Figure content listings
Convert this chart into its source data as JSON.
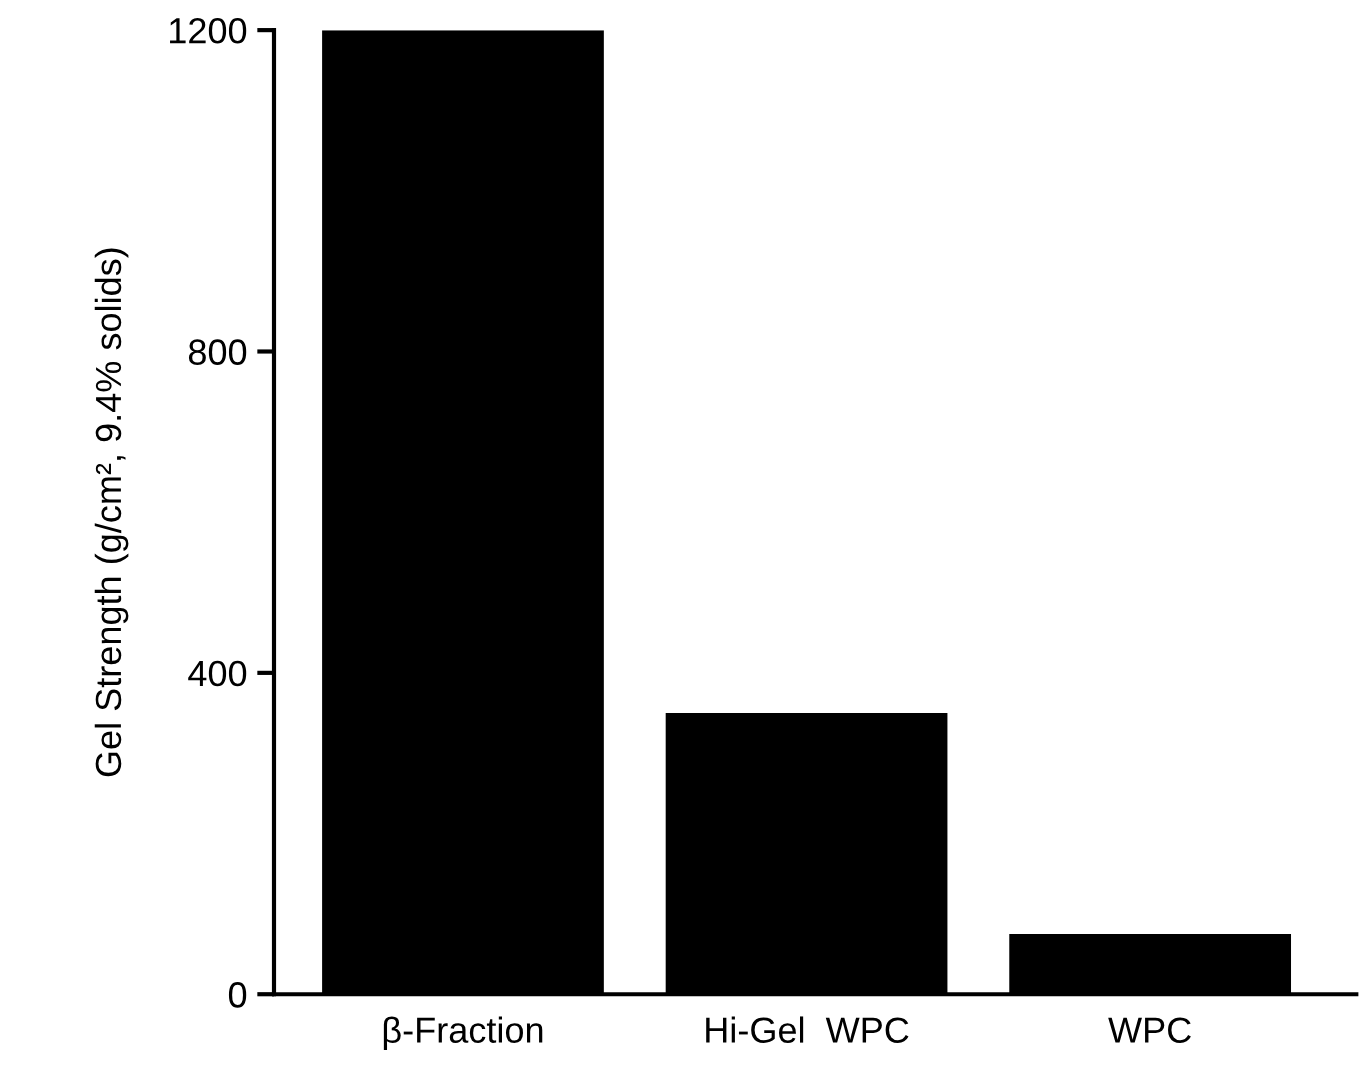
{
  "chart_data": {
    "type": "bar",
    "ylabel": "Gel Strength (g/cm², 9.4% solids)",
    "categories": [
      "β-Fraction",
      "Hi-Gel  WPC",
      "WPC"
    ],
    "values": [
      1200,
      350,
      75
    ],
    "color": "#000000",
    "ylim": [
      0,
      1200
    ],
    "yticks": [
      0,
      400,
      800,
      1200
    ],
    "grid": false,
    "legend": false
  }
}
...
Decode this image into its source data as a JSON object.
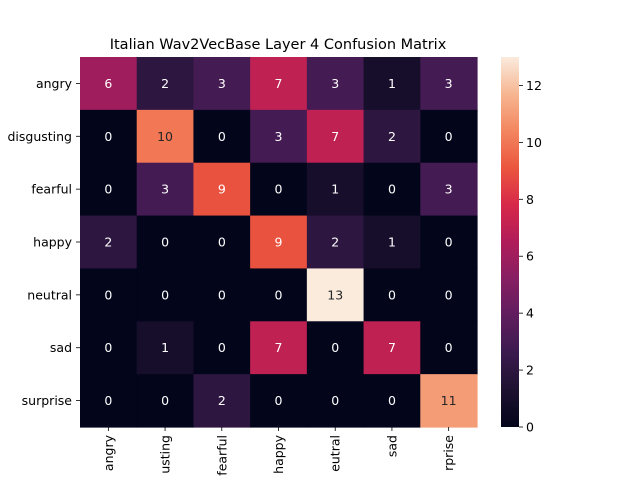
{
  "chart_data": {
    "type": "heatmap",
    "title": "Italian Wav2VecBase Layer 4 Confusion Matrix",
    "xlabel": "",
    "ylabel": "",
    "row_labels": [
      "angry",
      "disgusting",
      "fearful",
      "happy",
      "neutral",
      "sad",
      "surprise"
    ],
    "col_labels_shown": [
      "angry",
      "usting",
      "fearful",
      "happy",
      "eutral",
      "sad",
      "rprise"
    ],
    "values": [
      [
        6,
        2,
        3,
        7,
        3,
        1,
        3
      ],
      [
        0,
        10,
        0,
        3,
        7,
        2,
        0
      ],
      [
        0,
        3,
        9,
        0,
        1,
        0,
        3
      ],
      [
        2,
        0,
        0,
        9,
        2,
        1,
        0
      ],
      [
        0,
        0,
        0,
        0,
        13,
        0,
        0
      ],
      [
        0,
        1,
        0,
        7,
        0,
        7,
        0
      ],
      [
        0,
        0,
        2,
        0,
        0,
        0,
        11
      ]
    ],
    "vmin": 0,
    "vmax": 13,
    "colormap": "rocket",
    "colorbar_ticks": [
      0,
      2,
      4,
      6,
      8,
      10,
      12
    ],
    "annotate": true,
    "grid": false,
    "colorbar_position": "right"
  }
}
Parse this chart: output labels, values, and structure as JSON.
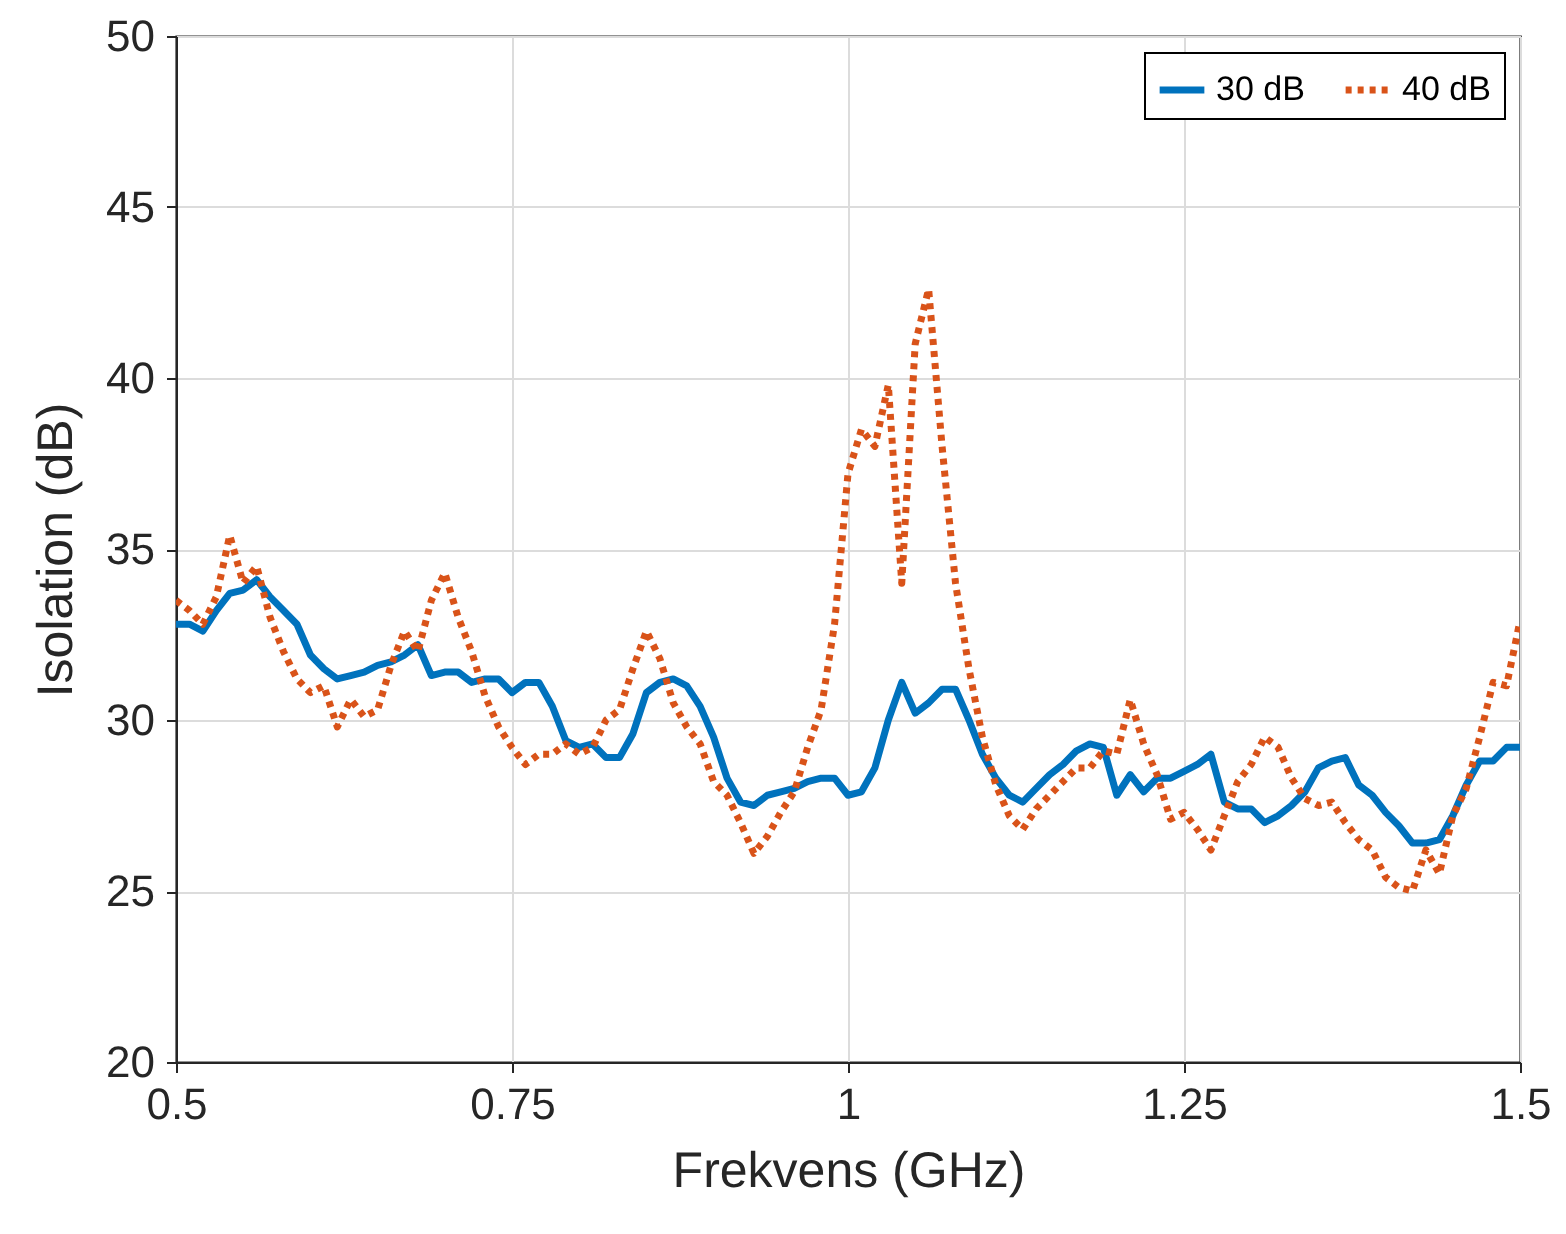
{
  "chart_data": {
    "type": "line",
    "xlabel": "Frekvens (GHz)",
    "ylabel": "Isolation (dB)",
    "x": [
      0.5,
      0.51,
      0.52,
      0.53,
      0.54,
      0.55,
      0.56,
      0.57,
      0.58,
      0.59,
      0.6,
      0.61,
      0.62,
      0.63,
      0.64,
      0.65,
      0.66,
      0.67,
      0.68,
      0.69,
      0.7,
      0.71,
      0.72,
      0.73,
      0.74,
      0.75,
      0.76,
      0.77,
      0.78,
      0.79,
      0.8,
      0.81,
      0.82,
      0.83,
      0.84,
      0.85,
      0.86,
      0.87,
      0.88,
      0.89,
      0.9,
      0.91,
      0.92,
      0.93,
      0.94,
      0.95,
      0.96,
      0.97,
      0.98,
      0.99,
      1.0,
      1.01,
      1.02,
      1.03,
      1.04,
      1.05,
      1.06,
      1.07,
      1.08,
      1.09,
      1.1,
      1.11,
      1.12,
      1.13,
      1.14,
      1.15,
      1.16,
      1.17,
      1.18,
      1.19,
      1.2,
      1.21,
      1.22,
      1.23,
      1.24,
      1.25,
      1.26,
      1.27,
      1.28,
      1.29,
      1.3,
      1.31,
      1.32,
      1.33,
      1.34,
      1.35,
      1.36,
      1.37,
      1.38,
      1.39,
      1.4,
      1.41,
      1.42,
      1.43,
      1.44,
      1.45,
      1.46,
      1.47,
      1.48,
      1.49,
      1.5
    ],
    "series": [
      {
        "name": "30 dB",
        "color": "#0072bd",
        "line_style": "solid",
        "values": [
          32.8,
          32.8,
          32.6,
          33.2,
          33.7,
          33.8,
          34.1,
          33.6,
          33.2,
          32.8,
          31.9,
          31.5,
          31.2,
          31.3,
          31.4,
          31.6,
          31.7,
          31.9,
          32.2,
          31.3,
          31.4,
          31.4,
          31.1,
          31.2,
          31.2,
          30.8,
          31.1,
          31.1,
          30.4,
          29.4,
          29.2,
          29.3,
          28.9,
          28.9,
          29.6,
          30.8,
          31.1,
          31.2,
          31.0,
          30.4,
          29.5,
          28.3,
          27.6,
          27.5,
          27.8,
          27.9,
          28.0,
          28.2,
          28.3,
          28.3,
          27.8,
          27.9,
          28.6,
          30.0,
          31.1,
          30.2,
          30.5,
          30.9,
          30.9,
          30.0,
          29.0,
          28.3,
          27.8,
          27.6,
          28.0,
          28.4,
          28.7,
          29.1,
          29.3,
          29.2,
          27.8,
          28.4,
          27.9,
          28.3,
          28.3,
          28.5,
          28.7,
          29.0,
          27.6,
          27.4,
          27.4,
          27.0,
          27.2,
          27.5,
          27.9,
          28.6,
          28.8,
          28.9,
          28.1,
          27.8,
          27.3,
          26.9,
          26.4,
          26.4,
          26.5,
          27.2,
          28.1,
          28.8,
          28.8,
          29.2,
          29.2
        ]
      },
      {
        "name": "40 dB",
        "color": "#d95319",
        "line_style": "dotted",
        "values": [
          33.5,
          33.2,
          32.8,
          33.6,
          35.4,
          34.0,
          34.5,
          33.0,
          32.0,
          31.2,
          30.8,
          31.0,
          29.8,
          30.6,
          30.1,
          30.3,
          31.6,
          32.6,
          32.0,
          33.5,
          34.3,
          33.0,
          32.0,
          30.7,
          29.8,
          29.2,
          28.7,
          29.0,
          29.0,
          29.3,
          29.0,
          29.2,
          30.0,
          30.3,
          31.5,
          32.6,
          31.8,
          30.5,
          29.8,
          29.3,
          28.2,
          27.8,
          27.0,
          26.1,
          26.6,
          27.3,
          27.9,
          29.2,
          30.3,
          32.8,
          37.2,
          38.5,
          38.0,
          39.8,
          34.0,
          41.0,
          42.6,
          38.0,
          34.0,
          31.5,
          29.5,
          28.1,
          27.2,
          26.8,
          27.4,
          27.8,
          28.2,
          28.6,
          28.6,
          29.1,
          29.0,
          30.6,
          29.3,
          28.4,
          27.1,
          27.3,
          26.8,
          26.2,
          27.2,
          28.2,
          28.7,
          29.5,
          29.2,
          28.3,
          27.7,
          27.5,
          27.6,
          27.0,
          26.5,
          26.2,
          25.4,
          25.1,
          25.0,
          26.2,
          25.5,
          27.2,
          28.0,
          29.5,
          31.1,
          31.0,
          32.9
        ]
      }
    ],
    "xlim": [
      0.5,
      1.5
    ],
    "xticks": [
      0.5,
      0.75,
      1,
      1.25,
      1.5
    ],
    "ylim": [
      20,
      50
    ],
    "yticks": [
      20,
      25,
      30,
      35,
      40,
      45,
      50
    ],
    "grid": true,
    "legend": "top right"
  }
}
* * *
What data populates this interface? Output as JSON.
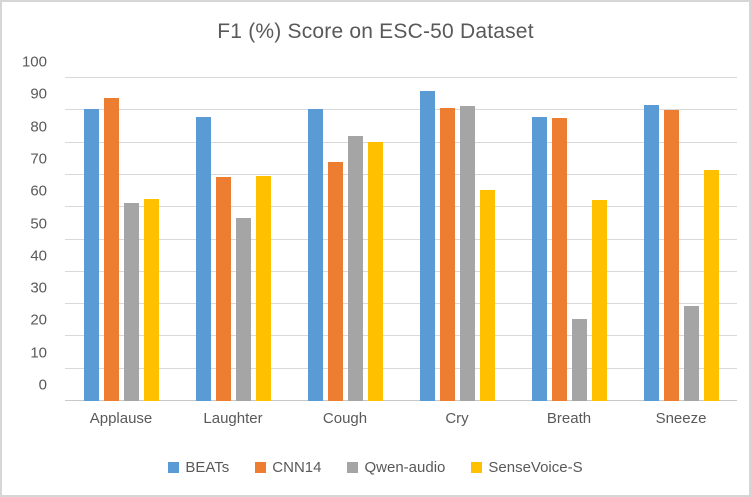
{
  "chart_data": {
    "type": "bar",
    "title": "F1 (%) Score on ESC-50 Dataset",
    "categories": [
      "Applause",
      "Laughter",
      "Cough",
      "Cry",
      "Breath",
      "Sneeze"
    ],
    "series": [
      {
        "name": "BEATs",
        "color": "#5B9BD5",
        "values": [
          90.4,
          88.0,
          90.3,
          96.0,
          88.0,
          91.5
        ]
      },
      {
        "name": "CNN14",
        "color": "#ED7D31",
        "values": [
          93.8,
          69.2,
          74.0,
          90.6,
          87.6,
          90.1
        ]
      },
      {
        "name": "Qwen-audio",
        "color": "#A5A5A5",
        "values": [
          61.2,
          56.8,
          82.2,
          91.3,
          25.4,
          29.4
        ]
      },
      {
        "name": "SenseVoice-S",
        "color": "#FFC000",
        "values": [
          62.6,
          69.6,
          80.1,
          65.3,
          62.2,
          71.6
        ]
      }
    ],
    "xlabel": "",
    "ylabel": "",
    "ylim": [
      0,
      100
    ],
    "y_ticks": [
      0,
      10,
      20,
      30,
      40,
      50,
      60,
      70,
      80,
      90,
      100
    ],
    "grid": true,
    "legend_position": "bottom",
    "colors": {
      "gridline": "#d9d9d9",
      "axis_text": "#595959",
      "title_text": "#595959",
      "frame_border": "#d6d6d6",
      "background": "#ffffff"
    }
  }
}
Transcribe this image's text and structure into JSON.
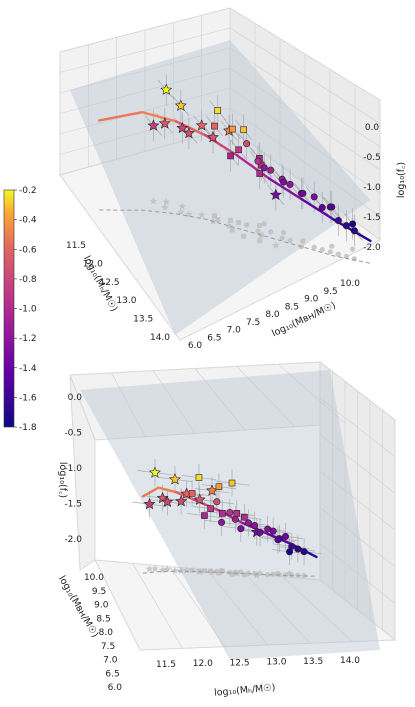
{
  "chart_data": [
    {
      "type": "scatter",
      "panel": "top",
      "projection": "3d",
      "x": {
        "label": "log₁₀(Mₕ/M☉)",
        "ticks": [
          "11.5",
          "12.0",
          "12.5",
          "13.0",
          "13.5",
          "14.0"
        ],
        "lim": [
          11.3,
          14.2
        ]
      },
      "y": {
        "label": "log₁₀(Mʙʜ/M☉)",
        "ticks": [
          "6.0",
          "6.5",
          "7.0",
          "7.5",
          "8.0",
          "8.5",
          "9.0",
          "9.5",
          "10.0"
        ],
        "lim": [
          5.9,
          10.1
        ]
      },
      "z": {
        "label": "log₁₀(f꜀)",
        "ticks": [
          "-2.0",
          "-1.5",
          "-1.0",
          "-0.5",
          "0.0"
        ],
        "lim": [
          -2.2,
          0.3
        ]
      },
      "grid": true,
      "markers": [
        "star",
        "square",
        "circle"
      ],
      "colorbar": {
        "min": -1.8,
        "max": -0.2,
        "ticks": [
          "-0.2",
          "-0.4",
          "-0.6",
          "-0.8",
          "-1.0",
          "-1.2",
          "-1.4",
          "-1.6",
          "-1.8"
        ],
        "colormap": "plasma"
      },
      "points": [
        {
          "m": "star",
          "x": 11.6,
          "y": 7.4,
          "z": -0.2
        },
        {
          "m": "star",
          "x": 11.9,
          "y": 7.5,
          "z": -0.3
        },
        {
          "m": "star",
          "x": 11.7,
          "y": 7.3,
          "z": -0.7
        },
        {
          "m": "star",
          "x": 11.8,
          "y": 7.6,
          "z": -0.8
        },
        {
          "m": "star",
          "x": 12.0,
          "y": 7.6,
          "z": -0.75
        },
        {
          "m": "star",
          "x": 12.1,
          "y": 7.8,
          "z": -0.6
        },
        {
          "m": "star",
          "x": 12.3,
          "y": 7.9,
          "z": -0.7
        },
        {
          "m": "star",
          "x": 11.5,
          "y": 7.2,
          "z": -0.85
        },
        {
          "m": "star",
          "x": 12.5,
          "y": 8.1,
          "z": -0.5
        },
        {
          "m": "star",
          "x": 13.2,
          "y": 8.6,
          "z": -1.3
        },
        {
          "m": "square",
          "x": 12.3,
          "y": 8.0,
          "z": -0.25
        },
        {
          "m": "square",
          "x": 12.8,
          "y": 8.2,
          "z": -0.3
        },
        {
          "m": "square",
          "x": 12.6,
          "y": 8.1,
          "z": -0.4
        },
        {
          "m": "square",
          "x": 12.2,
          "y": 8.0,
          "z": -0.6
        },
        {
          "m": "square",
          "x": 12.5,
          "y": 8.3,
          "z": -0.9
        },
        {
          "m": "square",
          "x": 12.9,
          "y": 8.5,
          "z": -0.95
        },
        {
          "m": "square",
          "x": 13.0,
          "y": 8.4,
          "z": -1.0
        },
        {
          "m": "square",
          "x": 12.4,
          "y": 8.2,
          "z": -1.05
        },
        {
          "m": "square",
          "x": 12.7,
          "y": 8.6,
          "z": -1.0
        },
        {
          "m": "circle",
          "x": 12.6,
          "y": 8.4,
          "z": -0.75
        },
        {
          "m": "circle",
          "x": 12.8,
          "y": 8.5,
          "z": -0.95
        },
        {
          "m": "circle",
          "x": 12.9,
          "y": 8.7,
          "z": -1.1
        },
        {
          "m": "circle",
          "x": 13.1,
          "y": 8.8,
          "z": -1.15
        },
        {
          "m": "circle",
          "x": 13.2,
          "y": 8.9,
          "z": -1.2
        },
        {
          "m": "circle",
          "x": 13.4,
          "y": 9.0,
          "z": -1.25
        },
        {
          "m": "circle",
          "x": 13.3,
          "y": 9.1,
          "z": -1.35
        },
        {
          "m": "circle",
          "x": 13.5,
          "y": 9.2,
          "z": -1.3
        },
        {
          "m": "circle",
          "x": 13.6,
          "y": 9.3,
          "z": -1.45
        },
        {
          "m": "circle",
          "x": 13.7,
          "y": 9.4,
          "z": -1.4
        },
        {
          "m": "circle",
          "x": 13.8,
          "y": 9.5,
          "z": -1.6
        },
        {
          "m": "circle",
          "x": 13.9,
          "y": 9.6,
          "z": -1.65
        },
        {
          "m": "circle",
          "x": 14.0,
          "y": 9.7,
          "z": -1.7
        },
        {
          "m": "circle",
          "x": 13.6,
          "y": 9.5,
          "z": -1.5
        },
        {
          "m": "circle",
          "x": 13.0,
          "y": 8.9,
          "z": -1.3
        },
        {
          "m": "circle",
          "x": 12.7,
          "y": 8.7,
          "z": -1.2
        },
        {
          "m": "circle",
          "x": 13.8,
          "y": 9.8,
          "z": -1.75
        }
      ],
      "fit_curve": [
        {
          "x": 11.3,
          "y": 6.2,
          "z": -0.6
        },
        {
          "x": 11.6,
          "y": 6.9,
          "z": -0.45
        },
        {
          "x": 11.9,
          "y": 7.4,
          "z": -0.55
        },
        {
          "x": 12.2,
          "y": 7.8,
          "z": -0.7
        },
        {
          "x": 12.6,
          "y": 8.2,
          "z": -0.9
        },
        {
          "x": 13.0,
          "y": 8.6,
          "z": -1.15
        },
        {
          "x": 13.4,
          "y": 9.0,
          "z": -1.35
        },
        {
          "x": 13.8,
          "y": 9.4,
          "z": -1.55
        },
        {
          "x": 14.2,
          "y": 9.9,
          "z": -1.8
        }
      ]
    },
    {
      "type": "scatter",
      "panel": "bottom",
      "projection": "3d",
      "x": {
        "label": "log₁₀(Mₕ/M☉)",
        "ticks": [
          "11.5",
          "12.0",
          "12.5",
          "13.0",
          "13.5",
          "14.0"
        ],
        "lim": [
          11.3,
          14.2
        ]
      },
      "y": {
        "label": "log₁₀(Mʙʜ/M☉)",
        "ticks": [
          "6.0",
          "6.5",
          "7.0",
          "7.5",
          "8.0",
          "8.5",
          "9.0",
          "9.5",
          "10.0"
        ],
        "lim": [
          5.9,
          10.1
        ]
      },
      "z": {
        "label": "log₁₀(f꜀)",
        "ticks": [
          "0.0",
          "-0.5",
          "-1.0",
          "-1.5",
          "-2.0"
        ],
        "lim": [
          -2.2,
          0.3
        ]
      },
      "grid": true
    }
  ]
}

Problem to solve: Find the lines holding "ylabel" and list every one.

Final result:
    "ylabel": "Gel Strength (g/cm², 9.4% solids)",
    "ylabel": "",
    "ylabel": "Isolation (dB)",
    "ylabel": "",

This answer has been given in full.